What you need to do -
(a) Retype the stretch of the All Together Dead article from "At the convention, Sookie" through "a fearsome fighter.".
(b) In the All Together Dead article, who is Sophie-Anne's main accuser?

All Together Dead
- Cover of All Together Dead
- Author: Charlaine Harris
- Language: English
- Series: The Southern Vampire Mysteries
- Genre: Fantasy, Mystery, Gothic, Romance
- Publisher: Ace Books
- Publication date: May 1, 2007
- Publication place: United States
- Media type: Print (Hardcover, Paperback) e-Book (Kindle) Audio Book (CD)
- Pages: 320 (paperback)
- ISBN: 978-0-441-01581-8
- OCLC: 213443210
- Preceded by: Definitely Dead
- Followed by: From Dead to Worse

= All Together Dead =

Novel by Charlaine Harris

All Together Dead is the seventh book in Charlaine Harris's series The Southern Vampire Mysteries, published May 2007 by Ace Books.'

==Plot summary==
The summit, which has attracted undead power players from all over the central United States, is sure to be tense, due partly to the ramping up of protests by the conservative, anti-vampire Fellowship of the Sun. Accused of murdering her husband, the King of Arkansas, Sophie-Anne is set to stand trial at the convention. The Queen is already in a precarious position, her power base weakened by the damage to New Orleans from Hurricane Katrina, and there are some vampires who would like to finish what nature started. Sophie-Anne's main accuser is Jennifer Cater, a vampire who had been training to be the king's lieutenant at the time of his death. Jennifer is determined to see Sophie-Anne staked in the sun for murdering the king, although Sookie knows the Queen is innocent of the crime.

Sophie-Anne plans to put Sookie's gift to good use, having her "listen in" on the thoughts of the humans working for the other vampires at the convention as well as for the hotel, as alliances are formed and allegiances tested in what can only be described as a political power struggle of potentially deadly implications. The story opens with Sookie entering Fangtasia to talk to Eric and those who pay him fealty, as they discuss the accusations against Sophie-Anne. Sookie agrees to work for Sophie-Anne, despite the warnings of her fairy godmother, Claudine, that being at the convention will forever tie Sookie to vampire politics in the mind of all of the attendees, in a very public way. Meanwhile, her relationship with Quinn heats up.

During the summit, Sookie meets all other characters who have short-story series with storylines independent from Sookie's: Dahlia Lynley-Chivers as one of the judges, Layla Larue Lemay as a part of the performing dancing duo, and Britlingens Batanya and Clovache as bodyguards.

At the convention, Sookie also meets Barry "Bellboy" Horowitz, the only other telepath she knows. Soon after they arrive, Jennifer Cater and most of the Arkansas entourage are brutally murdered, which simplifies the trial for the Queen. Sookie soon proves invaluable to the Queen as she makes the great suggestion that the Queen appoint her closest friend and "child," Andre, to be King of Arkansas, and then to marry him. Sookie also finds a bomb planted outside of the Louisiana suite, and saves the Queen. She also uncovers something shocking about Quinn—as a teen, he killed a group of men who were raping his mother, and then became indebted to some local vampires in order to cover up the crime. He had to work as a weretiger/gladiator in a ring for three years, and in the process became a fearsome fighter.

Information supplied -
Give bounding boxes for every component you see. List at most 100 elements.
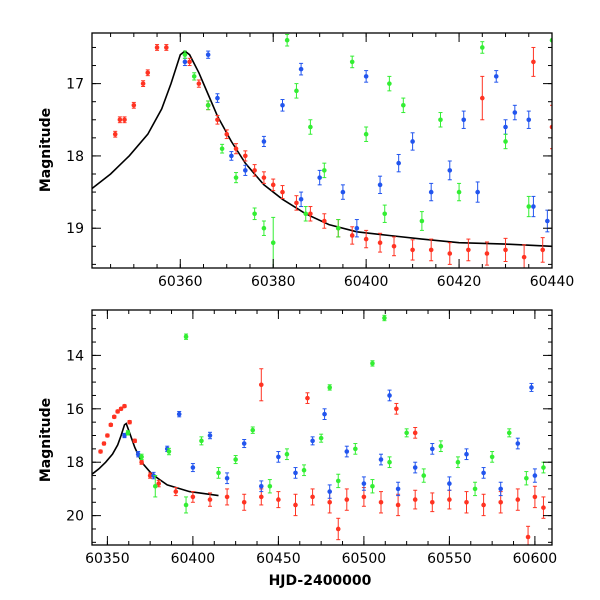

Answers to the exercises -
(a)
At the convention, Sookie also meets Barry "Bellboy" Horowitz, the only other telepath she knows. Soon after they arrive, Jennifer Cater and most of the Arkansas entourage are brutally murdered, which simplifies the trial for the Queen. Sookie soon proves invaluable to the Queen as she makes the great suggestion that the Queen appoint her closest friend and "child," Andre, to be King of Arkansas, and then to marry him. Sookie also finds a bomb planted outside of the Louisiana suite, and saves the Queen. She also uncovers something shocking about Quinn—as a teen, he killed a group of men who were raping his mother, and then became indebted to some local vampires in order to cover up the crime. He had to work as a weretiger/gladiator in a ring for three years, and in the process became a fearsome fighter.

(b) Jennifer Cater, a vampire who had been training to be the King of Arkansas's lieutenant at the time of his death.